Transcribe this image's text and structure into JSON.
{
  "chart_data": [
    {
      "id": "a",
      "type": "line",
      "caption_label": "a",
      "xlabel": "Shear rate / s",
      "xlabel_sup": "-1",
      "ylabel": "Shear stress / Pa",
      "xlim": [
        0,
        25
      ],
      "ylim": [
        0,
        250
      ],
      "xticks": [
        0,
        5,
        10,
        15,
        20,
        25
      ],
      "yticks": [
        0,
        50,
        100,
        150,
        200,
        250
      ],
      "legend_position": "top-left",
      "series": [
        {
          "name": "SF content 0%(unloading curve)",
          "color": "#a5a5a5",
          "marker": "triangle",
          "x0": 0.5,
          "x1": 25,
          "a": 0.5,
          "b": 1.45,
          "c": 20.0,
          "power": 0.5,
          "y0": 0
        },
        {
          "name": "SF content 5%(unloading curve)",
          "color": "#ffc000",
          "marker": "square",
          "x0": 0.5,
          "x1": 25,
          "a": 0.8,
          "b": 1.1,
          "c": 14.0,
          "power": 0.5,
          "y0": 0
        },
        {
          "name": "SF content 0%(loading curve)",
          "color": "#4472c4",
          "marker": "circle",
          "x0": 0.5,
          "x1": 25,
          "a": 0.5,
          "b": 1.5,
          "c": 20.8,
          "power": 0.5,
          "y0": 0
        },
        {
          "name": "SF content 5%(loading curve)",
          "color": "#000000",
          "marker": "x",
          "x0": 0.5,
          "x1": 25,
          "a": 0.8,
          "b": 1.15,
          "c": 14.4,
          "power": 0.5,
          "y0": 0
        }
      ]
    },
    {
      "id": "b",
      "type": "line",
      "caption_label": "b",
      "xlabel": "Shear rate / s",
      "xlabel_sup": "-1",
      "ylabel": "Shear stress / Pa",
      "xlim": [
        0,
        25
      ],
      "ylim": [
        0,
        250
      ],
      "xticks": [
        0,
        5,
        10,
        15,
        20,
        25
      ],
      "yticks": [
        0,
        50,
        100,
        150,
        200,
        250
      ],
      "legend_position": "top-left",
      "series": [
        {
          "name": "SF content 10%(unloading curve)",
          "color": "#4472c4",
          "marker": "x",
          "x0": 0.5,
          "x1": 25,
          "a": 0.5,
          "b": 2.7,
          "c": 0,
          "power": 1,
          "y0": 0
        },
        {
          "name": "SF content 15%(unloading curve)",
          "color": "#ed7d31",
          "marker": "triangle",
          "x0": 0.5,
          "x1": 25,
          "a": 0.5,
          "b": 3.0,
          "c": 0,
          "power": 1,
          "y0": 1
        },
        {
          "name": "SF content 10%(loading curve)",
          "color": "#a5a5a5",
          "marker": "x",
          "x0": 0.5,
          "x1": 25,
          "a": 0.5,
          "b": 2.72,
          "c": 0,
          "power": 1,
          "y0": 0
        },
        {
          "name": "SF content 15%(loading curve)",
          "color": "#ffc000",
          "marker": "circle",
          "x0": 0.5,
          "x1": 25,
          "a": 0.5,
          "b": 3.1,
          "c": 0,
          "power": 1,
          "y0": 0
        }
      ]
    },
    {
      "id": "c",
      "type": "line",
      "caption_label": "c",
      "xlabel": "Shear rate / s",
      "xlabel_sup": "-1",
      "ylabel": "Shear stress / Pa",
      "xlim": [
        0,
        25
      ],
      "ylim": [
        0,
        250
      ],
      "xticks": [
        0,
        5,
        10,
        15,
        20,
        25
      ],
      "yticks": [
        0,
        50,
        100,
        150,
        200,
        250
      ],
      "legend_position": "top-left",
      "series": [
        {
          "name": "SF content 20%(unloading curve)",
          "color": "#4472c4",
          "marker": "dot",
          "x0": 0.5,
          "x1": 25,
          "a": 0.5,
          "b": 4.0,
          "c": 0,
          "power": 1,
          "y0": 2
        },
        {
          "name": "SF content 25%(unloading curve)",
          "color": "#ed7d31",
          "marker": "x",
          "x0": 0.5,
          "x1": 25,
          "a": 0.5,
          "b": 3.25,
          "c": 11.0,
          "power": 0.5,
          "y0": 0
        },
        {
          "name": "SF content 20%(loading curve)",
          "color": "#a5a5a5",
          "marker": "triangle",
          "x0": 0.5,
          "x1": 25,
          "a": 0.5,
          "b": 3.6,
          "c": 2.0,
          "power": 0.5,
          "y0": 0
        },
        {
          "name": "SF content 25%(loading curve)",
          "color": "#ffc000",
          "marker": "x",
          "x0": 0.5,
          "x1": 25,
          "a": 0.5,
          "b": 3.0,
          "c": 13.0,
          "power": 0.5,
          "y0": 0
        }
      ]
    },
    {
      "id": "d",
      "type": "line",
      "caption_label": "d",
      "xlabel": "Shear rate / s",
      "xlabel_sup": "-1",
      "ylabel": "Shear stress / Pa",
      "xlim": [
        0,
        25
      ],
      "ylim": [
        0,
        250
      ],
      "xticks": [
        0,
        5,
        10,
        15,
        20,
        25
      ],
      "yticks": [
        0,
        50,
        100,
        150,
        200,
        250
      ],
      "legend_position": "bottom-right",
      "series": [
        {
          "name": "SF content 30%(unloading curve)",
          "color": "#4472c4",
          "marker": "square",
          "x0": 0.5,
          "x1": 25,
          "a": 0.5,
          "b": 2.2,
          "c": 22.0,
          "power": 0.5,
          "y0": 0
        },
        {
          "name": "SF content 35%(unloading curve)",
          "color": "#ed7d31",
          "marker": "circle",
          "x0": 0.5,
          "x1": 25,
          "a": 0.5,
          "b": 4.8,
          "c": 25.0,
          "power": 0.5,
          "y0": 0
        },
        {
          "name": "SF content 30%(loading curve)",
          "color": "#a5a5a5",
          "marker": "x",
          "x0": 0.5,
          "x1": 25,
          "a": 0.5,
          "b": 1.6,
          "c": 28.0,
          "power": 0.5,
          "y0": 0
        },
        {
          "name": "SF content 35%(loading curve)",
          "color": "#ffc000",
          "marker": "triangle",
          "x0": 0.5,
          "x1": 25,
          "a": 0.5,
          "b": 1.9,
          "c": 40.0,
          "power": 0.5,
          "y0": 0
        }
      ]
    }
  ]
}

+ + +

▸ The task
Reproduce each line of the material above precisely.

▸ Correct answer
Transcribe this image's text and structure into JSON.
{
  "chart_data": [
    {
      "id": "a",
      "type": "line",
      "caption_label": "a",
      "xlabel": "Shear rate / s",
      "xlabel_sup": "-1",
      "ylabel": "Shear stress / Pa",
      "xlim": [
        0,
        25
      ],
      "ylim": [
        0,
        250
      ],
      "xticks": [
        0,
        5,
        10,
        15,
        20,
        25
      ],
      "yticks": [
        0,
        50,
        100,
        150,
        200,
        250
      ],
      "legend_position": "top-left",
      "series": [
        {
          "name": "SF content 0%(unloading curve)",
          "color": "#a5a5a5",
          "marker": "triangle",
          "x0": 0.5,
          "x1": 25,
          "a": 0.5,
          "b": 1.45,
          "c": 20.0,
          "power": 0.5,
          "y0": 0
        },
        {
          "name": "SF content 5%(unloading curve)",
          "color": "#ffc000",
          "marker": "square",
          "x0": 0.5,
          "x1": 25,
          "a": 0.8,
          "b": 1.1,
          "c": 14.0,
          "power": 0.5,
          "y0": 0
        },
        {
          "name": "SF content 0%(loading curve)",
          "color": "#4472c4",
          "marker": "circle",
          "x0": 0.5,
          "x1": 25,
          "a": 0.5,
          "b": 1.5,
          "c": 20.8,
          "power": 0.5,
          "y0": 0
        },
        {
          "name": "SF content 5%(loading curve)",
          "color": "#000000",
          "marker": "x",
          "x0": 0.5,
          "x1": 25,
          "a": 0.8,
          "b": 1.15,
          "c": 14.4,
          "power": 0.5,
          "y0": 0
        }
      ]
    },
    {
      "id": "b",
      "type": "line",
      "caption_label": "b",
      "xlabel": "Shear rate / s",
      "xlabel_sup": "-1",
      "ylabel": "Shear stress / Pa",
      "xlim": [
        0,
        25
      ],
      "ylim": [
        0,
        250
      ],
      "xticks": [
        0,
        5,
        10,
        15,
        20,
        25
      ],
      "yticks": [
        0,
        50,
        100,
        150,
        200,
        250
      ],
      "legend_position": "top-left",
      "series": [
        {
          "name": "SF content 10%(unloading curve)",
          "color": "#4472c4",
          "marker": "x",
          "x0": 0.5,
          "x1": 25,
          "a": 0.5,
          "b": 2.7,
          "c": 0,
          "power": 1,
          "y0": 0
        },
        {
          "name": "SF content 15%(unloading curve)",
          "color": "#ed7d31",
          "marker": "triangle",
          "x0": 0.5,
          "x1": 25,
          "a": 0.5,
          "b": 3.0,
          "c": 0,
          "power": 1,
          "y0": 1
        },
        {
          "name": "SF content 10%(loading curve)",
          "color": "#a5a5a5",
          "marker": "x",
          "x0": 0.5,
          "x1": 25,
          "a": 0.5,
          "b": 2.72,
          "c": 0,
          "power": 1,
          "y0": 0
        },
        {
          "name": "SF content 15%(loading curve)",
          "color": "#ffc000",
          "marker": "circle",
          "x0": 0.5,
          "x1": 25,
          "a": 0.5,
          "b": 3.1,
          "c": 0,
          "power": 1,
          "y0": 0
        }
      ]
    },
    {
      "id": "c",
      "type": "line",
      "caption_label": "c",
      "xlabel": "Shear rate / s",
      "xlabel_sup": "-1",
      "ylabel": "Shear stress / Pa",
      "xlim": [
        0,
        25
      ],
      "ylim": [
        0,
        250
      ],
      "xticks": [
        0,
        5,
        10,
        15,
        20,
        25
      ],
      "yticks": [
        0,
        50,
        100,
        150,
        200,
        250
      ],
      "legend_position": "top-left",
      "series": [
        {
          "name": "SF content 20%(unloading curve)",
          "color": "#4472c4",
          "marker": "dot",
          "x0": 0.5,
          "x1": 25,
          "a": 0.5,
          "b": 4.0,
          "c": 0,
          "power": 1,
          "y0": 2
        },
        {
          "name": "SF content 25%(unloading curve)",
          "color": "#ed7d31",
          "marker": "x",
          "x0": 0.5,
          "x1": 25,
          "a": 0.5,
          "b": 3.25,
          "c": 11.0,
          "power": 0.5,
          "y0": 0
        },
        {
          "name": "SF content 20%(loading curve)",
          "color": "#a5a5a5",
          "marker": "triangle",
          "x0": 0.5,
          "x1": 25,
          "a": 0.5,
          "b": 3.6,
          "c": 2.0,
          "power": 0.5,
          "y0": 0
        },
        {
          "name": "SF content 25%(loading curve)",
          "color": "#ffc000",
          "marker": "x",
          "x0": 0.5,
          "x1": 25,
          "a": 0.5,
          "b": 3.0,
          "c": 13.0,
          "power": 0.5,
          "y0": 0
        }
      ]
    },
    {
      "id": "d",
      "type": "line",
      "caption_label": "d",
      "xlabel": "Shear rate / s",
      "xlabel_sup": "-1",
      "ylabel": "Shear stress / Pa",
      "xlim": [
        0,
        25
      ],
      "ylim": [
        0,
        250
      ],
      "xticks": [
        0,
        5,
        10,
        15,
        20,
        25
      ],
      "yticks": [
        0,
        50,
        100,
        150,
        200,
        250
      ],
      "legend_position": "bottom-right",
      "series": [
        {
          "name": "SF content 30%(unloading curve)",
          "color": "#4472c4",
          "marker": "square",
          "x0": 0.5,
          "x1": 25,
          "a": 0.5,
          "b": 2.2,
          "c": 22.0,
          "power": 0.5,
          "y0": 0
        },
        {
          "name": "SF content 35%(unloading curve)",
          "color": "#ed7d31",
          "marker": "circle",
          "x0": 0.5,
          "x1": 25,
          "a": 0.5,
          "b": 4.8,
          "c": 25.0,
          "power": 0.5,
          "y0": 0
        },
        {
          "name": "SF content 30%(loading curve)",
          "color": "#a5a5a5",
          "marker": "x",
          "x0": 0.5,
          "x1": 25,
          "a": 0.5,
          "b": 1.6,
          "c": 28.0,
          "power": 0.5,
          "y0": 0
        },
        {
          "name": "SF content 35%(loading curve)",
          "color": "#ffc000",
          "marker": "triangle",
          "x0": 0.5,
          "x1": 25,
          "a": 0.5,
          "b": 1.9,
          "c": 40.0,
          "power": 0.5,
          "y0": 0
        }
      ]
    }
  ]
}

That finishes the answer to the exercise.